Copy each line with the word "JSON" in it.

#### Records for processing

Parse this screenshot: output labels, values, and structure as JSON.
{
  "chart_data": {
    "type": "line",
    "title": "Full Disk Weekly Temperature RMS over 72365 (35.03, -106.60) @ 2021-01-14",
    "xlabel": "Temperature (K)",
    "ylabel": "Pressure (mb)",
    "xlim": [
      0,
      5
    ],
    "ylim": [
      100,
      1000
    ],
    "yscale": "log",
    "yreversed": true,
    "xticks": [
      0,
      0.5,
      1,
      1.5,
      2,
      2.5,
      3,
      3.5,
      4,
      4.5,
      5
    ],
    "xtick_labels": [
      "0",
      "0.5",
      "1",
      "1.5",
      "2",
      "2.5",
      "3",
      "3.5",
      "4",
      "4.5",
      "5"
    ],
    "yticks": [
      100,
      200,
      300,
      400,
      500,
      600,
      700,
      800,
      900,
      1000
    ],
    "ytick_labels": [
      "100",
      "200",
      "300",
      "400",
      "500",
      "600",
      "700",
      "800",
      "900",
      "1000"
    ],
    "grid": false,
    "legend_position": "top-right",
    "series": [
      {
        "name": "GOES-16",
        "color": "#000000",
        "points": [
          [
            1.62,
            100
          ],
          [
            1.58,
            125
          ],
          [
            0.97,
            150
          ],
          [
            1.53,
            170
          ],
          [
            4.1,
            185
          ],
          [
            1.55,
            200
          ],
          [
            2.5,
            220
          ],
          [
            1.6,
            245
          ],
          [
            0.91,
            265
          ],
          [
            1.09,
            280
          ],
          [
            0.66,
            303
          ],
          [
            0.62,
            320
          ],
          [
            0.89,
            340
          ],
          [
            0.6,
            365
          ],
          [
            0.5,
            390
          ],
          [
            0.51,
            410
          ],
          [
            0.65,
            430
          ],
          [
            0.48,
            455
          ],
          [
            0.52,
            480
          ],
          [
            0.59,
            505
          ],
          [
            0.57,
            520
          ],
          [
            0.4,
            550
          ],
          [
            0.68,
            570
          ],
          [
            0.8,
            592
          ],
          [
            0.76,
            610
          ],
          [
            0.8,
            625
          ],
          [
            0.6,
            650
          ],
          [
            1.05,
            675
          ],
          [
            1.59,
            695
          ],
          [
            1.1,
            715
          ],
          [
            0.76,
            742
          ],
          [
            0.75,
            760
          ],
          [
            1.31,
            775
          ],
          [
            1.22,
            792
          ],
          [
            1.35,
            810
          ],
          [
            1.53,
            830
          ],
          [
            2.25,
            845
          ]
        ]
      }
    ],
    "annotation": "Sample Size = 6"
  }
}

########
#### Records for processing

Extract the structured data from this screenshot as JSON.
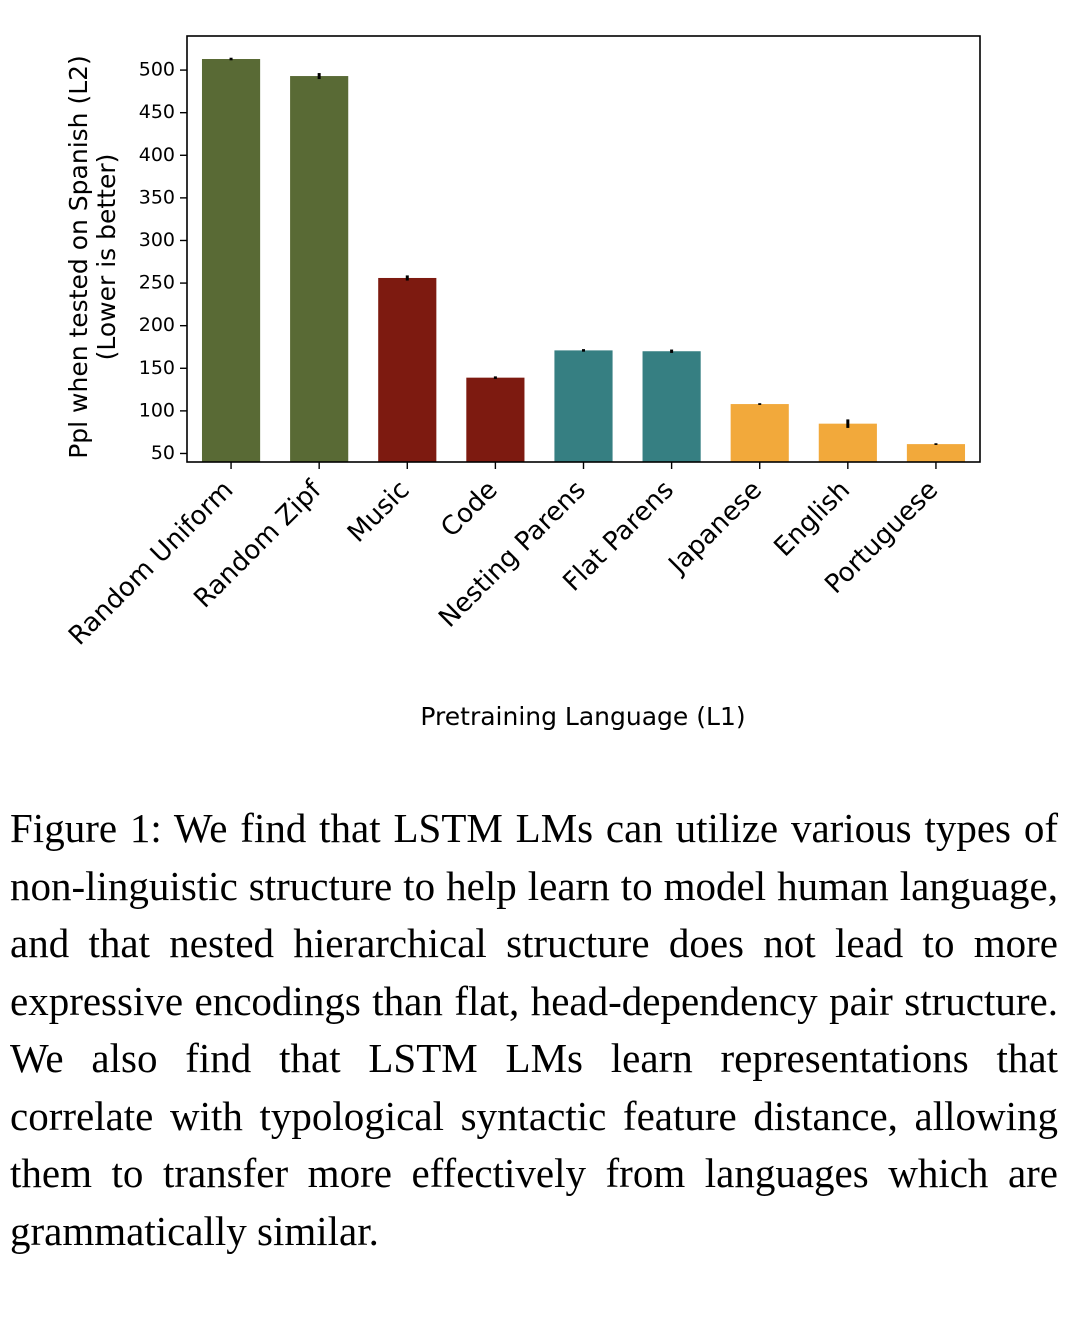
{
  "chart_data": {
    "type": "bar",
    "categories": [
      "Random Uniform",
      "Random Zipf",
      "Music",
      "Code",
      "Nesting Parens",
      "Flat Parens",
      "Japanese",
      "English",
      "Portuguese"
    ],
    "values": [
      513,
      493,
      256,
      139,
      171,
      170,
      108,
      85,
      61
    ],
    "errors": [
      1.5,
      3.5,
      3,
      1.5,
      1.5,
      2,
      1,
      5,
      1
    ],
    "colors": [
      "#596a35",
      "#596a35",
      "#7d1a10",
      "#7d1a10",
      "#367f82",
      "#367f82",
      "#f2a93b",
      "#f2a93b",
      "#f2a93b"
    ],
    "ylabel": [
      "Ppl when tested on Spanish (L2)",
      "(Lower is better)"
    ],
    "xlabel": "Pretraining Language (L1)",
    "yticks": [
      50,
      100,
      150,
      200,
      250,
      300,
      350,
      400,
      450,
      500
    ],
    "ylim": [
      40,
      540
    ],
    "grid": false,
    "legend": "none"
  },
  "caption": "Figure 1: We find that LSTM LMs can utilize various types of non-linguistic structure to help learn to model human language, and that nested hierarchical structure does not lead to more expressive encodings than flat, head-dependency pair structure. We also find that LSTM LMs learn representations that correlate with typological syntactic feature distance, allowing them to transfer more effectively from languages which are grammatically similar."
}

########
#### Records for processing

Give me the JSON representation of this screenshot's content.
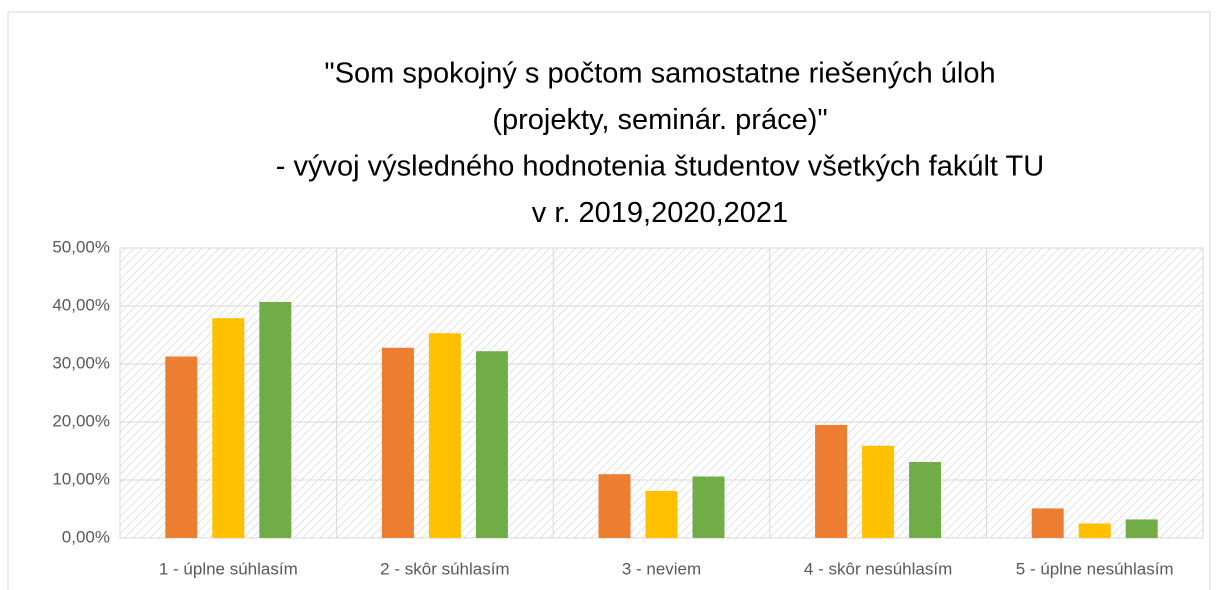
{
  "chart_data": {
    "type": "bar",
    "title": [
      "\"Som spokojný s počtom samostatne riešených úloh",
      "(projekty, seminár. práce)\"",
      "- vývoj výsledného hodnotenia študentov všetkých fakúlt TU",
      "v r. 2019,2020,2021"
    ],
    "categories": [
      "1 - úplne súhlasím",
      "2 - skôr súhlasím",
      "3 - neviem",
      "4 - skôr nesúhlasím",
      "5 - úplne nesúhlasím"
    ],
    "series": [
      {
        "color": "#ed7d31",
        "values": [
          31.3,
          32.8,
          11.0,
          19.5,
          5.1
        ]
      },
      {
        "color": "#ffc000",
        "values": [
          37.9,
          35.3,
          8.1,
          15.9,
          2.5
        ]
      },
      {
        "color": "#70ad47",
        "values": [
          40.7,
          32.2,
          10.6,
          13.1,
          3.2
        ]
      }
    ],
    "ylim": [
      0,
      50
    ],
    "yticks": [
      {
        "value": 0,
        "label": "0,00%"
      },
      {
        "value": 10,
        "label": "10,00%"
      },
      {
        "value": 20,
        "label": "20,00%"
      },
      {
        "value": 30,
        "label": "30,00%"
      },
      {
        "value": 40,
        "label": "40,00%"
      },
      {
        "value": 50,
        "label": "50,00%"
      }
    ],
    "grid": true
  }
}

########

**Correct response:**
Parse this screenshot: output labels, values, and structure as JSON.
Extract the structured data from this screenshot as JSON.
Give me the JSON representation of this screenshot's content.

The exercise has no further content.